- Extracto del documento:
En fin, no es infrecuente que la propia actividad del Congreso se enmarañe en lo que Hans Wilhelm llama la «jungla» de sus comisiones (unas 60, además de 250 subcomisiones). La lentitud en la confirmación de los cargos es legendaria. Por ejemplo, el presidente Ford literalmente trinaba contra el Senado, que tardó más de cuatro meses en confirmar a Nelson Rockefeller como vicepresidente, teniendo que pasar sucesivamente por el Comité de Reglas del Senado, el Comité Judicial de la Cámara, el FBI, la Oficina de Contabilidad General y el Comité de Impuestos sobre la Renta. Esto explica, por ejemplo, que Obama acabe de nombrar por orden ejecutiva (decreto) a cuatro embajadores y dos altos cargos, eludiendo el plácet del Senado y desatando las iras de la oposición. La razón aducida por Obama desde Hawai ha sido que el nombramiento de uno de esos embajadores (ante Siria) llevaba meses bloqueado por los republicanos.

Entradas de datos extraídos
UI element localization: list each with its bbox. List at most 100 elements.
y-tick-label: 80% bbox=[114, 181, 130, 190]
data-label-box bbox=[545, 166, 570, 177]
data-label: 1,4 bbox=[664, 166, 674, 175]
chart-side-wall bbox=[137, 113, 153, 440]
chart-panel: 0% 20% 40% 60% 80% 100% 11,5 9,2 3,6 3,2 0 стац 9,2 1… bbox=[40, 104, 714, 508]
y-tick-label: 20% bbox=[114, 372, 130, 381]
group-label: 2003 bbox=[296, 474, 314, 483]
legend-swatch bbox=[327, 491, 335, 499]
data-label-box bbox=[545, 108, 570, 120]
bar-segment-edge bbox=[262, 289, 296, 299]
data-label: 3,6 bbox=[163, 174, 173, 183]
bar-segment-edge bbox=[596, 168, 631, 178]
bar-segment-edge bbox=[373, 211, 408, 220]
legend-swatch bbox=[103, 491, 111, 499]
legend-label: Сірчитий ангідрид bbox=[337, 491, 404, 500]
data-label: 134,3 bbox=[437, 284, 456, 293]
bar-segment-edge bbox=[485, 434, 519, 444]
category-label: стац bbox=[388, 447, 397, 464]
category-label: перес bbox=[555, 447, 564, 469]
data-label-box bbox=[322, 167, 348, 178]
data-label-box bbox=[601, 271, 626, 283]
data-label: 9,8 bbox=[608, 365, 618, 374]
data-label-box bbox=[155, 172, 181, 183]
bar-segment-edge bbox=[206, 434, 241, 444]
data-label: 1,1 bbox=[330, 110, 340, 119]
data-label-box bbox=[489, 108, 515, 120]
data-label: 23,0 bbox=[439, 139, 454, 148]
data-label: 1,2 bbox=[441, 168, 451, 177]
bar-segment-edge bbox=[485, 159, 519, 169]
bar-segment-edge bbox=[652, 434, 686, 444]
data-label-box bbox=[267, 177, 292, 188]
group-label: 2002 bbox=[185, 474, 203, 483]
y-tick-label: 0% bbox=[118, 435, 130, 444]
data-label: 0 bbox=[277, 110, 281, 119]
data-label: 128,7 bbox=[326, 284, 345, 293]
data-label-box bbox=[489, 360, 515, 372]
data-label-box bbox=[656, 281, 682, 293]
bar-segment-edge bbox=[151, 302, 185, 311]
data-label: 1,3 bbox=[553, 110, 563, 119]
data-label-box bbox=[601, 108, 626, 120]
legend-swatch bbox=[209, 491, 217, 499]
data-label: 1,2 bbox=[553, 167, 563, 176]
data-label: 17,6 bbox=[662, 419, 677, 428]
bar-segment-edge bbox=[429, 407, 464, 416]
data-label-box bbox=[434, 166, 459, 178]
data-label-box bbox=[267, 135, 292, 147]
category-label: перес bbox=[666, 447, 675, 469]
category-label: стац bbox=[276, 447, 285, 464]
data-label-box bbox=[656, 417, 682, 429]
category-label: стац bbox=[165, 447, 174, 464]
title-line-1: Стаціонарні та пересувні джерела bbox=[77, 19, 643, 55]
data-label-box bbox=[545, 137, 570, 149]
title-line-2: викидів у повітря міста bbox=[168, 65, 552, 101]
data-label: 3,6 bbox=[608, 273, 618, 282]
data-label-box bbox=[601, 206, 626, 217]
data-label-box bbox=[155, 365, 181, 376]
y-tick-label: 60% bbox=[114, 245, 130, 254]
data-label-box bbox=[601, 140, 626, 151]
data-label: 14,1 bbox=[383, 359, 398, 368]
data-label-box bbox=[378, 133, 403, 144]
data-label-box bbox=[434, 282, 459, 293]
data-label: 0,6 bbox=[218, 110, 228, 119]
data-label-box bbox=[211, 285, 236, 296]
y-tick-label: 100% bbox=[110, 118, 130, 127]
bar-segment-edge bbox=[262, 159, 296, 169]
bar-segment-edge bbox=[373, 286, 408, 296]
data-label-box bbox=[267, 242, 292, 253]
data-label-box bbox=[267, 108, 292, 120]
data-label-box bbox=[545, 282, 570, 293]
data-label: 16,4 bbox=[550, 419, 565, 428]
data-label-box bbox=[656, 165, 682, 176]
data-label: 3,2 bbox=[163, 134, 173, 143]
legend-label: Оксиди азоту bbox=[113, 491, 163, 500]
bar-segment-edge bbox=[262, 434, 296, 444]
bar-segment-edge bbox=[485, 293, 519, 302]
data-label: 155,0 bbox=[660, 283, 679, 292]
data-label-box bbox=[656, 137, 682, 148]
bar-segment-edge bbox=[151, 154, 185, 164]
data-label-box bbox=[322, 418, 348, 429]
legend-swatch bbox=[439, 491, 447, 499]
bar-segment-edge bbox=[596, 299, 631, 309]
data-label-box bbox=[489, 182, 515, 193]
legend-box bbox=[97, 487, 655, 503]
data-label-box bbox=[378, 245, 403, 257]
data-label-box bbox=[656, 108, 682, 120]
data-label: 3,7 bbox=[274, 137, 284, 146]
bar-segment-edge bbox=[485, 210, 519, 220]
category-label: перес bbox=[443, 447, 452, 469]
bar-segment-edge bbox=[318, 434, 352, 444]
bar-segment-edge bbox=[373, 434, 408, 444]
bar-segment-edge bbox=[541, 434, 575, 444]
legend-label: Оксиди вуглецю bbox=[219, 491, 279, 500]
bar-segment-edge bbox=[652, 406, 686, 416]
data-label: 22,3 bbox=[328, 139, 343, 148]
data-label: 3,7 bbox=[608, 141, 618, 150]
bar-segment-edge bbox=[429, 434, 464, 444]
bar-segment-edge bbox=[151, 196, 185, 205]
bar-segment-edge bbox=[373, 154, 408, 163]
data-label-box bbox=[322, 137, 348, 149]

- Ejercicios:
a. Según el fragmento sobre el Congreso estadounidense, ¿cuánto tardó el Senado en confirmar a Nelson Rockefeller como vicepresidente?
b. Escriba la continuación del fragmento sobre el Congreso estadounidense a partir de su última oración.

- Resultados esperados:
a. Más de cuatro meses.

b.
Así pues, el presidente Obama tiene cierto margen de maniobra, siempre que dedique mucho tiempo al nuevo Congreso. Sobre los republicanos menos duros y los demócratas disidentes deberá ejercitar un constante esfuerzo de persuasión, lo que le implicará múltiples reuniones, tácticas aduladoras y promesas seductoras para sus circunscripciones. En una palabra, saber combinar el palo y la zanahoria, papel en que será esencial la ayuda tanto de Pete Rouse, su jefe de gabinete, como del recién nombrado asesor político David Plouffe, cerebro de su brillante campaña presidencial. Por si las moscas, Obama se ha apresurado a que fuera el Congreso casi difunto quien ratificara normas tan importantes como el Tratado de Reducción de Armas Estratégicas entre EE UU y Rusia (START), la Reforma Financiera o la Abolición de la Ley Don't Ask, Don't Tell de 1993 que prohíbe a los homosexuales declarados servir en las Fuerzas Armadas estadounidenses.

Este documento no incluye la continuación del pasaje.